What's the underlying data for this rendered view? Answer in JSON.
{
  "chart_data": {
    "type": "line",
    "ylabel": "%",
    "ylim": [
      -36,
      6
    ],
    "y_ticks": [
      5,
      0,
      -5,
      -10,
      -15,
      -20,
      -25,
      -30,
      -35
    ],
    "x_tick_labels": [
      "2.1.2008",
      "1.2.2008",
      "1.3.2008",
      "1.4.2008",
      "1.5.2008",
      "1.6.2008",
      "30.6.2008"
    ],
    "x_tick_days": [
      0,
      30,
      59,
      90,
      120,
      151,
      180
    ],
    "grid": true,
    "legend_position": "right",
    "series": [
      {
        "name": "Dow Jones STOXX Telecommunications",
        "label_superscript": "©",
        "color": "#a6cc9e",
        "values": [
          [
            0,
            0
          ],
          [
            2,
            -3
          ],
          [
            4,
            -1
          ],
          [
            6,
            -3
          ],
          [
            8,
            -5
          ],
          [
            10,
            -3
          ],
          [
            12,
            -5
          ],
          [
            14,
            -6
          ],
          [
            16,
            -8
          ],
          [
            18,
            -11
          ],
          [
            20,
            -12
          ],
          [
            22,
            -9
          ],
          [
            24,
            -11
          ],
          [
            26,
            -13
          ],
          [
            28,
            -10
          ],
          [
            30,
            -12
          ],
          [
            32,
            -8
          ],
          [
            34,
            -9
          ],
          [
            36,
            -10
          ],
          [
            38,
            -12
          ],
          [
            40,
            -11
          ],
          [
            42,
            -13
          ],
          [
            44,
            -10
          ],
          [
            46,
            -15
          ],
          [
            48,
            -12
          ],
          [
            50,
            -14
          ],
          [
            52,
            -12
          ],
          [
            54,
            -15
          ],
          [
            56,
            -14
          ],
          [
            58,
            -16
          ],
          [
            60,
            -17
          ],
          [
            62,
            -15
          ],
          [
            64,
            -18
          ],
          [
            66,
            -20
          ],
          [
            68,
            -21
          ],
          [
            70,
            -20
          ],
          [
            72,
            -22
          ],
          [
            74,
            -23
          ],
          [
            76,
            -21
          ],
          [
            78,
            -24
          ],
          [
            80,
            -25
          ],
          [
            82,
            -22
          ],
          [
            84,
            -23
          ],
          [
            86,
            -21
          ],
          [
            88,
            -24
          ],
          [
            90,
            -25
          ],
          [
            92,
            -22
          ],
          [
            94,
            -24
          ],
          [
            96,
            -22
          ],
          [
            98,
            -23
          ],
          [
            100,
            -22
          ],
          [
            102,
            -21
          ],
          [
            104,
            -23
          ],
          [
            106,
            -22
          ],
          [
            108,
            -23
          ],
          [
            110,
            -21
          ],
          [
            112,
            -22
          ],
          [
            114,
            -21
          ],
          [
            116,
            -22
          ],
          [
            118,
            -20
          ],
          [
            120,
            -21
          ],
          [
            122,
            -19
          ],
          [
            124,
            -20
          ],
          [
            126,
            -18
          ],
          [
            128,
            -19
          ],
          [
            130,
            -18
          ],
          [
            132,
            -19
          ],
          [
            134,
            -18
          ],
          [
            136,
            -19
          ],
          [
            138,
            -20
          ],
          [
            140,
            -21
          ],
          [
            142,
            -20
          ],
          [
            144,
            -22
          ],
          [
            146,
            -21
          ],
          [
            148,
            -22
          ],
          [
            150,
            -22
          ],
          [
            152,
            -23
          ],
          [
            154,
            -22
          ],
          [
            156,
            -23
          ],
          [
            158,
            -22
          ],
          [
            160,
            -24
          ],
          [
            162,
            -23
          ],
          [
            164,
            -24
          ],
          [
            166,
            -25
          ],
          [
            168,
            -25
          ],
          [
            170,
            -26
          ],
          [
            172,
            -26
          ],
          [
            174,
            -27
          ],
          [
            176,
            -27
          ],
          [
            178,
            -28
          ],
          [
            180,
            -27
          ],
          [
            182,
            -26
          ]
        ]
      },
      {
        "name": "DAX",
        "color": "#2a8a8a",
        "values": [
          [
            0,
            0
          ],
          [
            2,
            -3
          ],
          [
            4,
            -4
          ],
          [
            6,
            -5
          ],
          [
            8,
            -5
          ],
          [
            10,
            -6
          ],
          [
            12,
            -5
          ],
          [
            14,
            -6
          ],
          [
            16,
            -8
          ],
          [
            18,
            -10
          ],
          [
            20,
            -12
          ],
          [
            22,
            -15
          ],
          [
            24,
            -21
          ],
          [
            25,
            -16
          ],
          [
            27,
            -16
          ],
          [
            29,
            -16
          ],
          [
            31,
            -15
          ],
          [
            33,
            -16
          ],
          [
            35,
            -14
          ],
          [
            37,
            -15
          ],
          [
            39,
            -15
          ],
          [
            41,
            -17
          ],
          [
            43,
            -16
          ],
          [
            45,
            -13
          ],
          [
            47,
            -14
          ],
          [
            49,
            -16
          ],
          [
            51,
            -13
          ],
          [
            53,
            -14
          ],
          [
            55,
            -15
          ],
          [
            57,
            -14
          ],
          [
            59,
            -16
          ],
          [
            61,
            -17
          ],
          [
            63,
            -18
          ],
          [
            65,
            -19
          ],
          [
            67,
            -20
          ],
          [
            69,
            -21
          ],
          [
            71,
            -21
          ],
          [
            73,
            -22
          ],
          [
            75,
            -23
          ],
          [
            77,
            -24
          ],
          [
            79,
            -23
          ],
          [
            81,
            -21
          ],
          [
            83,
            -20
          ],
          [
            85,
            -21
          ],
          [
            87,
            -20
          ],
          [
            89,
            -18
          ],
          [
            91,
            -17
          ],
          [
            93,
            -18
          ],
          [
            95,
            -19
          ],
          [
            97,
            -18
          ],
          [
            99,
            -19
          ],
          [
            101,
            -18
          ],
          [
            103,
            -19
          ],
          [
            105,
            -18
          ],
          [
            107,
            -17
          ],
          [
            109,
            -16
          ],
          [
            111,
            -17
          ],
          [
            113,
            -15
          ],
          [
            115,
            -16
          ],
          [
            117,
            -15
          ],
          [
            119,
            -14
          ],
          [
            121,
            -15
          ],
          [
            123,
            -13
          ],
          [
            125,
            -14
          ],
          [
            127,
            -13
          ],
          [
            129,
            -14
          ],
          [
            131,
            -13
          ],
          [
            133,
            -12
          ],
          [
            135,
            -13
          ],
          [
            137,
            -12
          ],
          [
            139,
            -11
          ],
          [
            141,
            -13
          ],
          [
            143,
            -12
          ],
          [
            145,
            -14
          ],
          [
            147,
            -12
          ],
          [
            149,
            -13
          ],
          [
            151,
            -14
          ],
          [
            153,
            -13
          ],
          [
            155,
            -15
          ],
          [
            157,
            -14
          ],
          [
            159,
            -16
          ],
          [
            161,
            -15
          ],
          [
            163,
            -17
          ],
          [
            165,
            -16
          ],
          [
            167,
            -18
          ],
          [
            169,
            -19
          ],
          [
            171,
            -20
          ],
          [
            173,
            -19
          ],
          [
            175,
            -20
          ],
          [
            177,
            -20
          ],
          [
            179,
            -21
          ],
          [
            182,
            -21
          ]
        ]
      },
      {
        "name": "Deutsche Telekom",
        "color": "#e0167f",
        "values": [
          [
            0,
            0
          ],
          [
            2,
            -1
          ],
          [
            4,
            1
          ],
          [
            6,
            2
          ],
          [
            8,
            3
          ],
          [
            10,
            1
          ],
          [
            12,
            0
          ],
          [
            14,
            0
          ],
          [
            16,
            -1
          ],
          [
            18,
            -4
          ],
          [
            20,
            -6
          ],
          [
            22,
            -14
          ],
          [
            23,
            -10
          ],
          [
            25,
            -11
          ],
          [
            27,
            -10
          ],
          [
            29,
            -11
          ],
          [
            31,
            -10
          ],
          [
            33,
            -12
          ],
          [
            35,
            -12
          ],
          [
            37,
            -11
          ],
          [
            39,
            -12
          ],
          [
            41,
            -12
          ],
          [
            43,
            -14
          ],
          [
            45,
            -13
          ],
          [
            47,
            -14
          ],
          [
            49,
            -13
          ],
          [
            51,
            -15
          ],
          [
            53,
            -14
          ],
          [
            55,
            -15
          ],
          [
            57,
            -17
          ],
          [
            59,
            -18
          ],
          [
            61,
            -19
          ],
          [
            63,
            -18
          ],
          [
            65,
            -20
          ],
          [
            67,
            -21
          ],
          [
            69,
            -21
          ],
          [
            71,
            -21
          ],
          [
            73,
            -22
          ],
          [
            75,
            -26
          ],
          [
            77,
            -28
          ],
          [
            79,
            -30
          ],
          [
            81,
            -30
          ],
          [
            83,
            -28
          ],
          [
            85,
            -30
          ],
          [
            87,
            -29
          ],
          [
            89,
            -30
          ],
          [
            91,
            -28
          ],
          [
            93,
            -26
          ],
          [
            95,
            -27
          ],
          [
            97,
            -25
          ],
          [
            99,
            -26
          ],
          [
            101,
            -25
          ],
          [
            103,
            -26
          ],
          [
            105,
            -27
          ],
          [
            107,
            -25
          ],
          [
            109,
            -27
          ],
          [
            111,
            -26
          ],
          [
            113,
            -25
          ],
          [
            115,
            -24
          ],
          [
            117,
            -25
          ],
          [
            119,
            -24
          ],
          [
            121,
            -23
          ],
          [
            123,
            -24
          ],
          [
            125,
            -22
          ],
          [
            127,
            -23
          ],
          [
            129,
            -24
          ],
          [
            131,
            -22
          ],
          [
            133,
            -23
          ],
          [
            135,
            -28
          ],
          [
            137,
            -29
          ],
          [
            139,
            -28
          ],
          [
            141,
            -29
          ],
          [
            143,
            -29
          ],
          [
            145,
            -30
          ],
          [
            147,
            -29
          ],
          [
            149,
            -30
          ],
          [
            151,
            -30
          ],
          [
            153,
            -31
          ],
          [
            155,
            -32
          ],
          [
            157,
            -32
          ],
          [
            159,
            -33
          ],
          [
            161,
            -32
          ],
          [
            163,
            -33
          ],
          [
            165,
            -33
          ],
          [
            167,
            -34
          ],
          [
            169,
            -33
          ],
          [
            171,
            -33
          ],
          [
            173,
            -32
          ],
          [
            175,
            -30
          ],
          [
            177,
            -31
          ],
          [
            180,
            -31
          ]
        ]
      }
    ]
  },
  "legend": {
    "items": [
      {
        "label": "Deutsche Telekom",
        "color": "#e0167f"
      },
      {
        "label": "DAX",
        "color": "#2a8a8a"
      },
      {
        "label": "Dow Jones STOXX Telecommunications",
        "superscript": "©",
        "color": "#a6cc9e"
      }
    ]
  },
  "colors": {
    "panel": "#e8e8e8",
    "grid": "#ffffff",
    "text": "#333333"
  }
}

####################

> [Problem]
Show each line holding the word "Telekom".

> [Exercise output]
        "name": "Deutsche Telekom",
        "label": "Deutsche Telekom",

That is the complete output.